Extracted information
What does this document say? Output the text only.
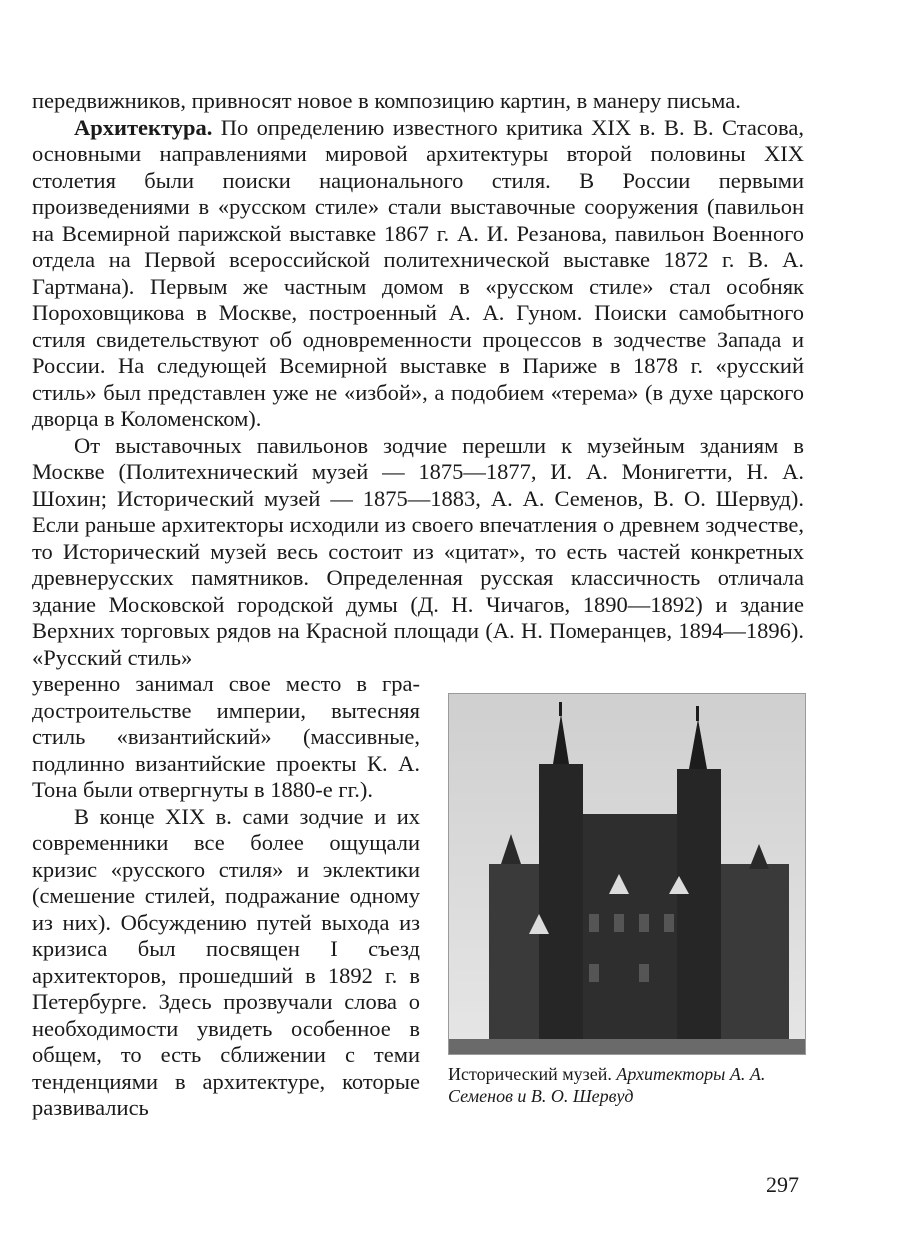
передвижников, привносят новое в композицию картин, в манеру письма.

Архитектура. По определению известного критика XIX в. В. В. Стасова, основными направлениями мировой архитектуры второй половины XIX столетия были поиски национального стиля. В России первыми произведениями в «русском стиле» стали выставочные сооружения (павильон на Всемирной парижской выставке 1867 г. А. И. Резанова, павильон Военного отдела на Первой всероссийской политехнической выставке 1872 г. В. А. Гартмана). Первым же частным домом в «русском стиле» стал особняк Пороховщикова в Москве, построенный А. А. Гуном. Поиски самобытного стиля свидетельствуют об одновременности процессов в зодчестве Запада и России. На следующей Всемирной выставке в Париже в 1878 г. «русский стиль» был представлен уже не «избой», а подобием «терема» (в духе царского дворца в Коломенском).

От выставочных павильонов зодчие перешли к музейным зданиям в Москве (Политехнический музей — 1875—1877, И. А. Монигетти, Н. А. Шохин; Исторический музей — 1875—1883, А. А. Семенов, В. О. Шервуд). Если раньше архитекторы исходили из своего впечатления о древнем зодчестве, то Исторический музей весь состоит из «цитат», то есть частей конкретных древнерусских памятников. Определенная русская классичность отличала здание Московской городской думы (Д. Н. Чичагов, 1890—1892) и здание Верхних торговых рядов на Красной площади (А. Н. Померанцев, 1894—1896). «Русский стиль»

Исторический музей. Архитекторы А. А. Семенов и В. О. Шервуд

уверенно занимал свое место в градостроительстве империи, вытесняя стиль «византийский» (массивные, подлинно византийские проекты К. А. Тона были отвергнуты в 1880-е гг.).

В конце XIX в. сами зодчие и их современники все более ощущали кризис «русского стиля» и эклектики (смешение стилей, подражание одному из них). Обсуждению путей выхода из кризиса был посвящен I съезд архитекторов, прошедший в 1892 г. в Петербурге. Здесь прозвучали слова о необходимости увидеть особенное в общем, то есть сближении с теми тенденциями в архитектуре, которые развивались

297
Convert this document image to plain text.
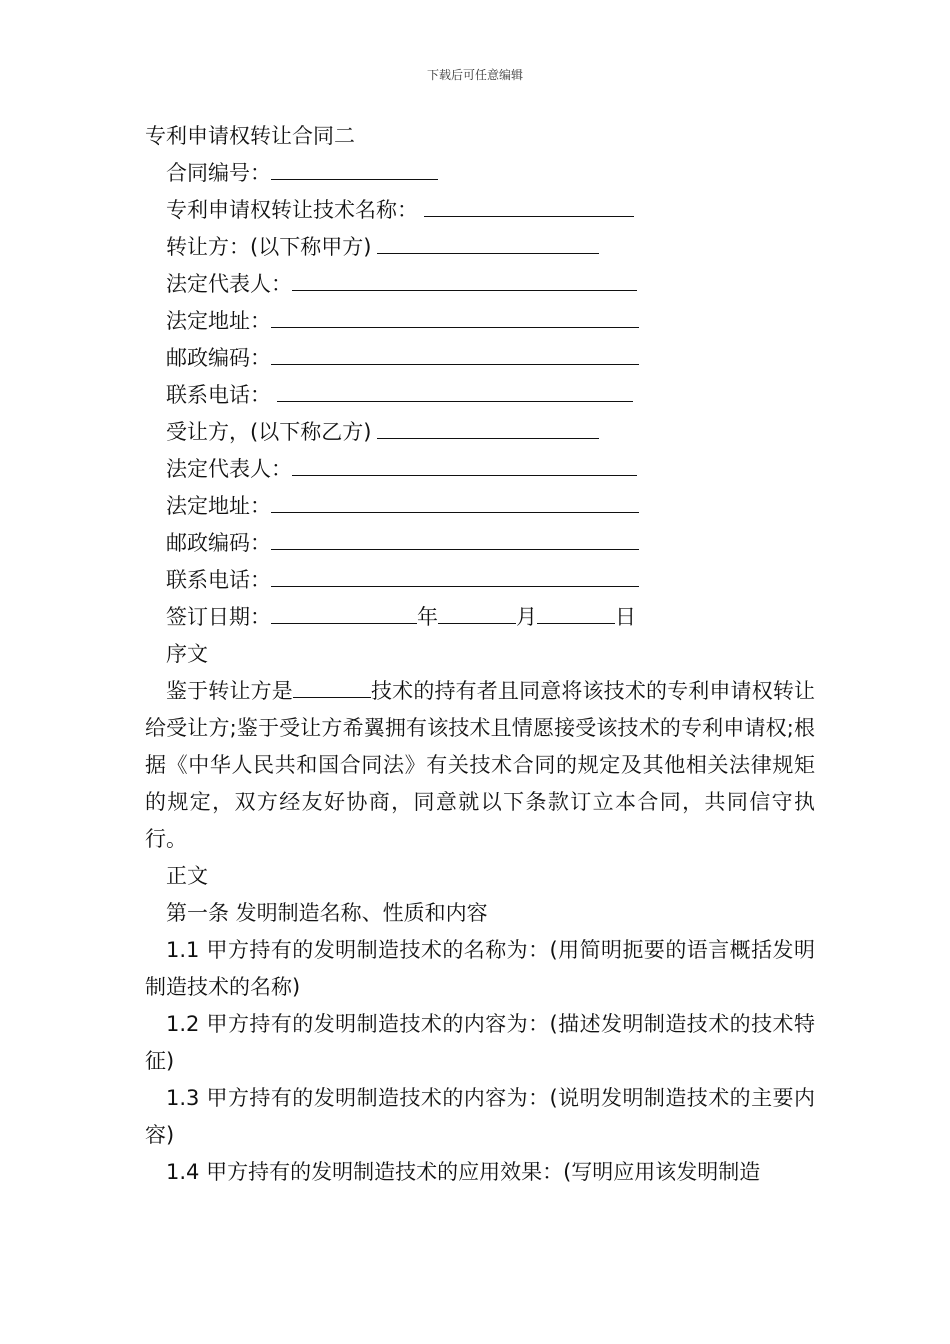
下载后可任意编辑
专利申请权转让合同二
合同编号：
专利申请权转让技术名称：
转让方：(以下称甲方)
法定代表人：
法定地址：
邮政编码：
联系电话：
受让方，(以下称乙方)
法定代表人：
法定地址：
邮政编码：
联系电话：
签订日期：	年	月	日
序文
鉴于转让方是	技术的持有者且同意将该技术的专利申请权转让给受让方;鉴于受让方希翼拥有该技术且情愿接受该技术的专利申请权;根据《中华人民共和国合同法》有关技术合同的规定及其他相关法律规矩的规定，双方经友好协商，同意就以下条款订立本合同，共同信守执行。
正文
第一条 发明制造名称、性质和内容
1.1 甲方持有的发明制造技术的名称为：(用简明扼要的语言概括发明制造技术的名称)
1.2 甲方持有的发明制造技术的内容为：(描述发明制造技术的技术特征)
1.3 甲方持有的发明制造技术的内容为：(说明发明制造技术的主要内容)
1.4 甲方持有的发明制造技术的应用效果：(写明应用该发明制造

Aim
Work out how many lines of the listing above include the word "甲方持有的发明制造技术的内容为". Report only the number.

Problem solution
2